===== Dataset content

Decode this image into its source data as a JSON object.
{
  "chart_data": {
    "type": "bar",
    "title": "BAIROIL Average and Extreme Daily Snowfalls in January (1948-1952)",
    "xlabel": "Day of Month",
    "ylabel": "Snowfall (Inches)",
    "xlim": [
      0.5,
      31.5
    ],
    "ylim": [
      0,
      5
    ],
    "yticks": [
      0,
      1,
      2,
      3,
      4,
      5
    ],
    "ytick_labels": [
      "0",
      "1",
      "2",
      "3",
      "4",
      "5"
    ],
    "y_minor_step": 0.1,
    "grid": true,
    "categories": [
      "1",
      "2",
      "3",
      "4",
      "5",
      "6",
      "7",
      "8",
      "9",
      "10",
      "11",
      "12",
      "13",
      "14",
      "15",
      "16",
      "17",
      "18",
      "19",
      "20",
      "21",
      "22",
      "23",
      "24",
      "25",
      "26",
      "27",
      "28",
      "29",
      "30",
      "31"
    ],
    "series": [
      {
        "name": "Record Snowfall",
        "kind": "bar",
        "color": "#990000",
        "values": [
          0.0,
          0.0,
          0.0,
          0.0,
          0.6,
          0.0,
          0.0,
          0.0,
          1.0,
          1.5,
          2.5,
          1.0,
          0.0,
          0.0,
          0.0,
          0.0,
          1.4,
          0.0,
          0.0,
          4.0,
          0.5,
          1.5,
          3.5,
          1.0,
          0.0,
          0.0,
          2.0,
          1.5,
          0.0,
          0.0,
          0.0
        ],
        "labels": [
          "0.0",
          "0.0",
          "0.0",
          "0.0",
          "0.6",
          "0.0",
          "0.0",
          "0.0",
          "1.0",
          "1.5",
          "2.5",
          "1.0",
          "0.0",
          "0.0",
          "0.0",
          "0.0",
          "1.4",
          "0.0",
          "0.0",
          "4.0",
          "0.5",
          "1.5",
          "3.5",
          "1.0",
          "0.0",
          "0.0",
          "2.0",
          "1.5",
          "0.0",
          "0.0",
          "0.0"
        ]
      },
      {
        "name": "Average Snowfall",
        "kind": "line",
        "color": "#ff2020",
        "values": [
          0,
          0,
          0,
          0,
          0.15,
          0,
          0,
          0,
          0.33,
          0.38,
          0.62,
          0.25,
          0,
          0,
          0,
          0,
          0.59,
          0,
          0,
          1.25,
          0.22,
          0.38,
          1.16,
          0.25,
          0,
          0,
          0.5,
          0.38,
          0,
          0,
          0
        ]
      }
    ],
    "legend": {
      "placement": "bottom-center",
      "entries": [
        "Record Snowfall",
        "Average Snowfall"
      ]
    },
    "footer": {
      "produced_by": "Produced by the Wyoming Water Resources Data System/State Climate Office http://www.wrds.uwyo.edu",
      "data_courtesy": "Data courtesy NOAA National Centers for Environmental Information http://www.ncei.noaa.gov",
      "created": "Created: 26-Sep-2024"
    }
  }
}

==========
===== Dataset content

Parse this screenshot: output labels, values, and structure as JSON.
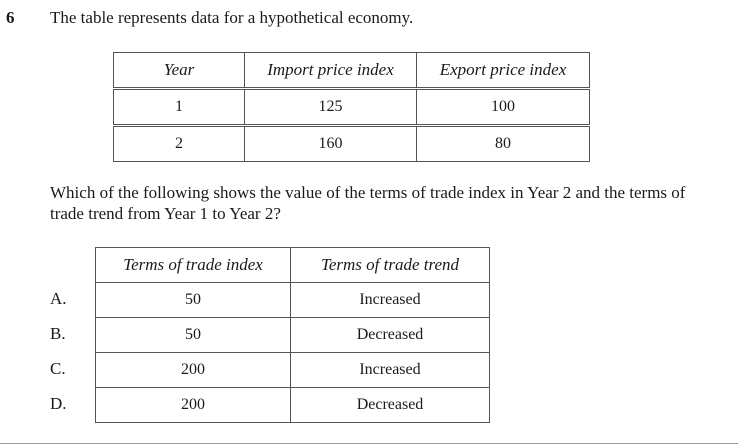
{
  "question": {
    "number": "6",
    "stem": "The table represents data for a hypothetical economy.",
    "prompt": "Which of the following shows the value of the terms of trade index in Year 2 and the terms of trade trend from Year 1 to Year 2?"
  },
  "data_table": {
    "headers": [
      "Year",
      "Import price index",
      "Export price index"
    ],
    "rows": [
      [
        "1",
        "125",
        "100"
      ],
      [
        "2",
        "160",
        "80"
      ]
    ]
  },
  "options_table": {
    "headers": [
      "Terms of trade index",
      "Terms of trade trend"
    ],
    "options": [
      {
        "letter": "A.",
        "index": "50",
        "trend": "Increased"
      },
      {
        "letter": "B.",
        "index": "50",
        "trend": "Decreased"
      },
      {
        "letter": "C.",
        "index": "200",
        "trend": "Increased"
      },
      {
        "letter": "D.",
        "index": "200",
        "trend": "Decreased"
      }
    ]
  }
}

==========

• **Goal of the exercise**
In the listing, find every line containing the word "trade" and list it.

• **Solution for this exercise**
    "prompt": "Which of the following shows the value of the terms of trade index in Year 2 and the terms of trade trend from Year 1 to Year 2?"
      "Terms of trade index",
      "Terms of trade trend"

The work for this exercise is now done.